▸ What is required
Print every line of the records below without changing anything.

▸ Dataset records

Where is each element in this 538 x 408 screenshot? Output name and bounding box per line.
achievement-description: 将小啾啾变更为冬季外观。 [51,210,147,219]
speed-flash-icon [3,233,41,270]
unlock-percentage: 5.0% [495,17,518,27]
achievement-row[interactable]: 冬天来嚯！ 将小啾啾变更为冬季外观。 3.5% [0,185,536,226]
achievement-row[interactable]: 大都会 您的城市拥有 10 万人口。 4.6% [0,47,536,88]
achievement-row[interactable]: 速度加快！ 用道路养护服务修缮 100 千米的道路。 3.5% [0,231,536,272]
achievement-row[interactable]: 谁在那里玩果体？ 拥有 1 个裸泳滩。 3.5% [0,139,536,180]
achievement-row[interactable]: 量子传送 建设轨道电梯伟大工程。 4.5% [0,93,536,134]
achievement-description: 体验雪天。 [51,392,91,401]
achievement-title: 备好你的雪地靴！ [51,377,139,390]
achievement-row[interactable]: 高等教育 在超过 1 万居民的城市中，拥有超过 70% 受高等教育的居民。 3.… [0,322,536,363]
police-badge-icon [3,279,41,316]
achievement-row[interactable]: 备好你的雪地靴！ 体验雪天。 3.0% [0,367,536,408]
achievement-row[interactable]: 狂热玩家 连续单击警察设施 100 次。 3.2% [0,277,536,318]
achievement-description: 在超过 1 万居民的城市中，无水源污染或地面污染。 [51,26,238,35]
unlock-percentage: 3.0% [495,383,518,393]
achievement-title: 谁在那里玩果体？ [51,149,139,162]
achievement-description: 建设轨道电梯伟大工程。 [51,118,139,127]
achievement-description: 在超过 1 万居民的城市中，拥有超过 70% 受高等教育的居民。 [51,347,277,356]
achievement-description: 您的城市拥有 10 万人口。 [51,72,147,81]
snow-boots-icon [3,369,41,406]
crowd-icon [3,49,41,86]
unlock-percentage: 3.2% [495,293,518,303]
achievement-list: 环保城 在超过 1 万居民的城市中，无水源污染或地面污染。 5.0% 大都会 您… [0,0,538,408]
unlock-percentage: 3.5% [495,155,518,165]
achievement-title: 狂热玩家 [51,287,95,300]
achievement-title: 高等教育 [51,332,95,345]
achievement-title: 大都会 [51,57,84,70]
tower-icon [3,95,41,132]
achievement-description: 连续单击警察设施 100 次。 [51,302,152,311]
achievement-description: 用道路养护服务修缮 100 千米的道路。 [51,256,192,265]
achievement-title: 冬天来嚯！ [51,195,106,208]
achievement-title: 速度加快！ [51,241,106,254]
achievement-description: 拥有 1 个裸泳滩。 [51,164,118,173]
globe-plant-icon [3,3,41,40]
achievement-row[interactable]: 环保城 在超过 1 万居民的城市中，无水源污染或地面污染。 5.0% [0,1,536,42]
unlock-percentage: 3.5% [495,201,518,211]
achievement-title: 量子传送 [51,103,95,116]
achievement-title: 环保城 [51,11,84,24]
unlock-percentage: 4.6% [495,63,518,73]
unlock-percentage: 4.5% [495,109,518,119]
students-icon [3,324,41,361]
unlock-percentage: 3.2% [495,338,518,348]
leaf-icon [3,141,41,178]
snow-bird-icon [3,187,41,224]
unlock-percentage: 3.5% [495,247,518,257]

▸ Task output
Where is each element in this 538 x 408 screenshot? Output name and bounding box per line.
achievement-description: 将小啾啾变更为冬季外观。 [51,210,147,219]
speed-flash-icon [3,233,41,270]
unlock-percentage: 5.0% [495,17,518,27]
achievement-row[interactable]: 冬天来嚯！ 将小啾啾变更为冬季外观。 3.5% [0,185,536,226]
achievement-row[interactable]: 大都会 您的城市拥有 10 万人口。 4.6% [0,47,536,88]
achievement-row[interactable]: 速度加快！ 用道路养护服务修缮 100 千米的道路。 3.5% [0,231,536,272]
achievement-row[interactable]: 谁在那里玩果体？ 拥有 1 个裸泳滩。 3.5% [0,139,536,180]
achievement-row[interactable]: 量子传送 建设轨道电梯伟大工程。 4.5% [0,93,536,134]
achievement-description: 体验雪天。 [51,392,91,401]
achievement-title: 备好你的雪地靴！ [51,377,139,390]
achievement-row[interactable]: 高等教育 在超过 1 万居民的城市中，拥有超过 70% 受高等教育的居民。 3.… [0,322,536,363]
police-badge-icon [3,279,41,316]
achievement-row[interactable]: 备好你的雪地靴！ 体验雪天。 3.0% [0,367,536,408]
achievement-row[interactable]: 狂热玩家 连续单击警察设施 100 次。 3.2% [0,277,536,318]
achievement-description: 在超过 1 万居民的城市中，无水源污染或地面污染。 [51,26,238,35]
unlock-percentage: 3.0% [495,383,518,393]
achievement-title: 谁在那里玩果体？ [51,149,139,162]
achievement-description: 建设轨道电梯伟大工程。 [51,118,139,127]
achievement-description: 在超过 1 万居民的城市中，拥有超过 70% 受高等教育的居民。 [51,347,277,356]
achievement-description: 您的城市拥有 10 万人口。 [51,72,147,81]
snow-boots-icon [3,369,41,406]
crowd-icon [3,49,41,86]
unlock-percentage: 3.2% [495,293,518,303]
achievement-list: 环保城 在超过 1 万居民的城市中，无水源污染或地面污染。 5.0% 大都会 您… [0,0,538,408]
unlock-percentage: 3.5% [495,155,518,165]
achievement-title: 狂热玩家 [51,287,95,300]
achievement-title: 高等教育 [51,332,95,345]
achievement-title: 大都会 [51,57,84,70]
tower-icon [3,95,41,132]
achievement-description: 连续单击警察设施 100 次。 [51,302,152,311]
achievement-description: 用道路养护服务修缮 100 千米的道路。 [51,256,192,265]
achievement-title: 冬天来嚯！ [51,195,106,208]
achievement-title: 速度加快！ [51,241,106,254]
achievement-description: 拥有 1 个裸泳滩。 [51,164,118,173]
globe-plant-icon [3,3,41,40]
achievement-row[interactable]: 环保城 在超过 1 万居民的城市中，无水源污染或地面污染。 5.0% [0,1,536,42]
unlock-percentage: 3.5% [495,201,518,211]
achievement-title: 量子传送 [51,103,95,116]
achievement-title: 环保城 [51,11,84,24]
unlock-percentage: 4.6% [495,63,518,73]
unlock-percentage: 4.5% [495,109,518,119]
students-icon [3,324,41,361]
unlock-percentage: 3.2% [495,338,518,348]
leaf-icon [3,141,41,178]
snow-bird-icon [3,187,41,224]
unlock-percentage: 3.5% [495,247,518,257]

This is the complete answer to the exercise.